Material for this exercise:
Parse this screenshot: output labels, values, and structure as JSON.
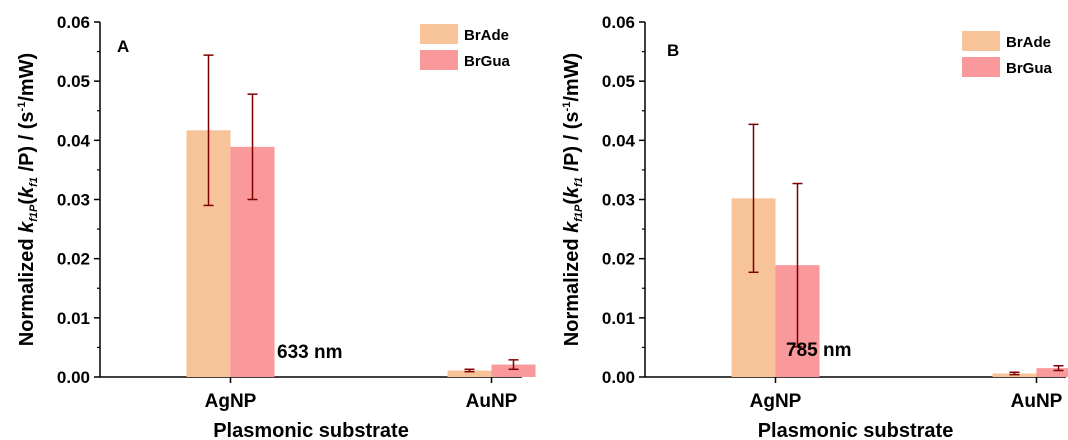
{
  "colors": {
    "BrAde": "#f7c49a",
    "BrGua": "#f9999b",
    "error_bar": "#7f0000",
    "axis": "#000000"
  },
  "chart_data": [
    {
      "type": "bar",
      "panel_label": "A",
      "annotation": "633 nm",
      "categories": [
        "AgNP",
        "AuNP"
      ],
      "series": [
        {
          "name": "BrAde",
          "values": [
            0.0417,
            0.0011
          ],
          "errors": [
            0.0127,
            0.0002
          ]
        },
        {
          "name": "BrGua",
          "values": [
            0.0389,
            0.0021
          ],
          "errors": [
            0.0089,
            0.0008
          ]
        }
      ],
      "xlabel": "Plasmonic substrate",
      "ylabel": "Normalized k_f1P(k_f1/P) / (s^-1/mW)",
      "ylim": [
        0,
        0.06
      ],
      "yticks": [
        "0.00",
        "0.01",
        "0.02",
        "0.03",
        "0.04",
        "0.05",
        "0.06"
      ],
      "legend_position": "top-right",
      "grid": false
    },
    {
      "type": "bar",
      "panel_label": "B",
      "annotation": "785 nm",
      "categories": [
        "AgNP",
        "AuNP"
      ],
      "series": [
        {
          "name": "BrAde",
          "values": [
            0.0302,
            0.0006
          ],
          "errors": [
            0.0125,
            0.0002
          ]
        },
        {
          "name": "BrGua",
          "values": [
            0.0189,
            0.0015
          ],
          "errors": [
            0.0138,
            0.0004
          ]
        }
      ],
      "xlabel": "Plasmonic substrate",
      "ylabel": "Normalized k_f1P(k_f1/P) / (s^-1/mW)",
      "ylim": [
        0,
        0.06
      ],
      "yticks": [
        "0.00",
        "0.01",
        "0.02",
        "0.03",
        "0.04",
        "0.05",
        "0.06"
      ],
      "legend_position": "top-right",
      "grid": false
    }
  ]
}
* * *
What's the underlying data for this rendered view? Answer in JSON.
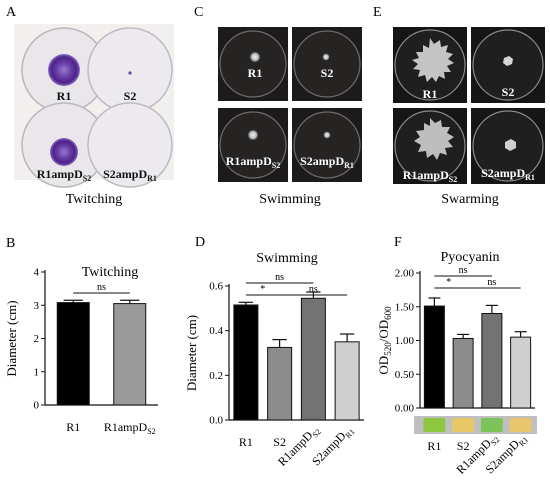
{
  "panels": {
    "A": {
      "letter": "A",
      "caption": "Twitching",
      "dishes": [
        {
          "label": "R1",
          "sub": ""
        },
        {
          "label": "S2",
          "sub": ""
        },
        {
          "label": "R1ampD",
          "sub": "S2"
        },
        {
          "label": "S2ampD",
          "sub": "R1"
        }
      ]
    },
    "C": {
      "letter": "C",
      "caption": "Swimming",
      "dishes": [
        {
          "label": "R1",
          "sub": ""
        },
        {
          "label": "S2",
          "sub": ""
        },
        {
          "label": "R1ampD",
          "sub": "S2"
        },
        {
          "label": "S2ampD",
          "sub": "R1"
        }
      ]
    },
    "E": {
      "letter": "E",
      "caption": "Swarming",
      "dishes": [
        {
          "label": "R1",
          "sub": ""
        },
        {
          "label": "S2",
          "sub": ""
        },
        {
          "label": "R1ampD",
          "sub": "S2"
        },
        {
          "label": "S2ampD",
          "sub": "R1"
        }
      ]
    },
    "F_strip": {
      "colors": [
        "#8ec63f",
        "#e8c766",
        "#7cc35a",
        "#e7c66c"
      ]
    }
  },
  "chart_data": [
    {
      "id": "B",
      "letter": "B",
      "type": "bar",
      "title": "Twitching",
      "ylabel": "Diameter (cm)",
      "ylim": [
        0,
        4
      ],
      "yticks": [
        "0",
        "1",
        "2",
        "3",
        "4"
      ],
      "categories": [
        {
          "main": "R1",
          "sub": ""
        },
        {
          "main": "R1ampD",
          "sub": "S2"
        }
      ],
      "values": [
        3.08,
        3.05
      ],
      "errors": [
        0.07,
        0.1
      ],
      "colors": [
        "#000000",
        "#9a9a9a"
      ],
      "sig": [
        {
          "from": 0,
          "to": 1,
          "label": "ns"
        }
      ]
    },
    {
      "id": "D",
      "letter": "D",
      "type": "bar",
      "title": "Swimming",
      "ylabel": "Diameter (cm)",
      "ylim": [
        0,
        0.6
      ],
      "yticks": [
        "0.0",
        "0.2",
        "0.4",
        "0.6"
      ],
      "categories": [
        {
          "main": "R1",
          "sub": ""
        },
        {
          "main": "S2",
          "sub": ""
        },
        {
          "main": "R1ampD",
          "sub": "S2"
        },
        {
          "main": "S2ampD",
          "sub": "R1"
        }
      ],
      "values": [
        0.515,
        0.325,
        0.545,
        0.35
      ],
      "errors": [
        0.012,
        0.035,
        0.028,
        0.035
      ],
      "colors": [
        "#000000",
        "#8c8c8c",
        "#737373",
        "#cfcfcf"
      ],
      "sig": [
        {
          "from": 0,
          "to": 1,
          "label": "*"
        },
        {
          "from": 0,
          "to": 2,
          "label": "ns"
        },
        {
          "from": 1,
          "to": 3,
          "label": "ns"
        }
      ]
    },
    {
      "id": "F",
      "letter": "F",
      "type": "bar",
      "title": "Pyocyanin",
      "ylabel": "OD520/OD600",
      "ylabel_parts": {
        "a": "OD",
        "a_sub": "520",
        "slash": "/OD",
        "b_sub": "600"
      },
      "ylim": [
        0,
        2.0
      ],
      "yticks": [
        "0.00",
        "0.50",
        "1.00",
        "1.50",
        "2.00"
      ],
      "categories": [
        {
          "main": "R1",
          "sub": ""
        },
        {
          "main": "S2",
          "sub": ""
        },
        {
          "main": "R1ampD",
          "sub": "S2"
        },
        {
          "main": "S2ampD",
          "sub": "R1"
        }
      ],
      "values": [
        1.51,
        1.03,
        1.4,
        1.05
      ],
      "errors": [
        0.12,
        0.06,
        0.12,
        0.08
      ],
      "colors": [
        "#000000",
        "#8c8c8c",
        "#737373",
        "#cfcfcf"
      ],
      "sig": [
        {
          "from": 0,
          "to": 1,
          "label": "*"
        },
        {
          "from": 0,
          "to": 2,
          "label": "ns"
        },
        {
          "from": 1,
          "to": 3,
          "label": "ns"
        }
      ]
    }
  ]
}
---
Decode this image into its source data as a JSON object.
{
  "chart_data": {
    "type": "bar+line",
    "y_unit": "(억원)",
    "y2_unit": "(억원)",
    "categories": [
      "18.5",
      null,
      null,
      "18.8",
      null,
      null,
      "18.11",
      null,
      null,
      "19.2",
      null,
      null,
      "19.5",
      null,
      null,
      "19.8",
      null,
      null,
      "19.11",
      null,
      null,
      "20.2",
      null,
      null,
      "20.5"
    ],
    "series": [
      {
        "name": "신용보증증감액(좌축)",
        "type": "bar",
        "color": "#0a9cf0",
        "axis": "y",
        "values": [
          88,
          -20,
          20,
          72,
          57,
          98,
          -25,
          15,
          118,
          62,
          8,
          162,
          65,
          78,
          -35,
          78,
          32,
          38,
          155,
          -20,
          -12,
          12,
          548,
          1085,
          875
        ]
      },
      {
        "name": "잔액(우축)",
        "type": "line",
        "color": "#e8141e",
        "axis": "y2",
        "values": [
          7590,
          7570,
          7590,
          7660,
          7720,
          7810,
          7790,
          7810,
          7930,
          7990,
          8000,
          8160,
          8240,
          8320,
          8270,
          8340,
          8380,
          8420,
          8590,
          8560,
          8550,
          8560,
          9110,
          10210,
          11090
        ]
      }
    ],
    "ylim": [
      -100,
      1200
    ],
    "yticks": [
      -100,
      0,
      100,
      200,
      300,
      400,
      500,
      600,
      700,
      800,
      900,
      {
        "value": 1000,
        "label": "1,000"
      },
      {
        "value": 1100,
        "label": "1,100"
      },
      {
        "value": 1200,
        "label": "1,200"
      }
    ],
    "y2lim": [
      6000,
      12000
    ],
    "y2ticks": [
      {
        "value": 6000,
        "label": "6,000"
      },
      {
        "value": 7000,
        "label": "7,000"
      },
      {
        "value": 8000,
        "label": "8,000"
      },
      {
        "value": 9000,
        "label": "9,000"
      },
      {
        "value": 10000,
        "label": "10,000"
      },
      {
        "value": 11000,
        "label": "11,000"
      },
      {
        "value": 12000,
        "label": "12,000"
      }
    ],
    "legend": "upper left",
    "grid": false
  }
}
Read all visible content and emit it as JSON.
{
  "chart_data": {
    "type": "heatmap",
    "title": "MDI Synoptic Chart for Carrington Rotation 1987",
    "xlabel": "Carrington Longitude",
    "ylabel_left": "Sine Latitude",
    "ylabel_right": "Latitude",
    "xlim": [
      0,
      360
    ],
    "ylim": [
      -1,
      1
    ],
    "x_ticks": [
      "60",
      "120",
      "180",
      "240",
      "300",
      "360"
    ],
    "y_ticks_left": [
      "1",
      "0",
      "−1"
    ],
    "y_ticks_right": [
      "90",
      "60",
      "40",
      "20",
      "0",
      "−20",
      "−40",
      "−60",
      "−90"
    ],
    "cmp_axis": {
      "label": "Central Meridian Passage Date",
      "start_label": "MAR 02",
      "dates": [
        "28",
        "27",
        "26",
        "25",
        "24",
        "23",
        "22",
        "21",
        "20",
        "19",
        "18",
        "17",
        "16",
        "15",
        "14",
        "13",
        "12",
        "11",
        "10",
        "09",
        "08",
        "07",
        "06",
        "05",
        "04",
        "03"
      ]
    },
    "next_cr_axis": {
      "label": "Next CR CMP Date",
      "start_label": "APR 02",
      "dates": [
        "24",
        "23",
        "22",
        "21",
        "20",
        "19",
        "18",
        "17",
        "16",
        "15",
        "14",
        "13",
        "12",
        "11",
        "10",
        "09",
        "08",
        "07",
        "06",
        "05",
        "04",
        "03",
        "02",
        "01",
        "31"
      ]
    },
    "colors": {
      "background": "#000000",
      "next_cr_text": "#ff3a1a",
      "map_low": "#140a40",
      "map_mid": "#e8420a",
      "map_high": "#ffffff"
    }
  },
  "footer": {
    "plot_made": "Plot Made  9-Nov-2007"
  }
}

Goal: Set out every line from the material that contains the string "title".

Exercise solution:
      "title": "Twitching",
      "title": "Swimming",
      "title": "Pyocyanin",
    "title": "MDI Synoptic Chart for Carrington Rotation 1987",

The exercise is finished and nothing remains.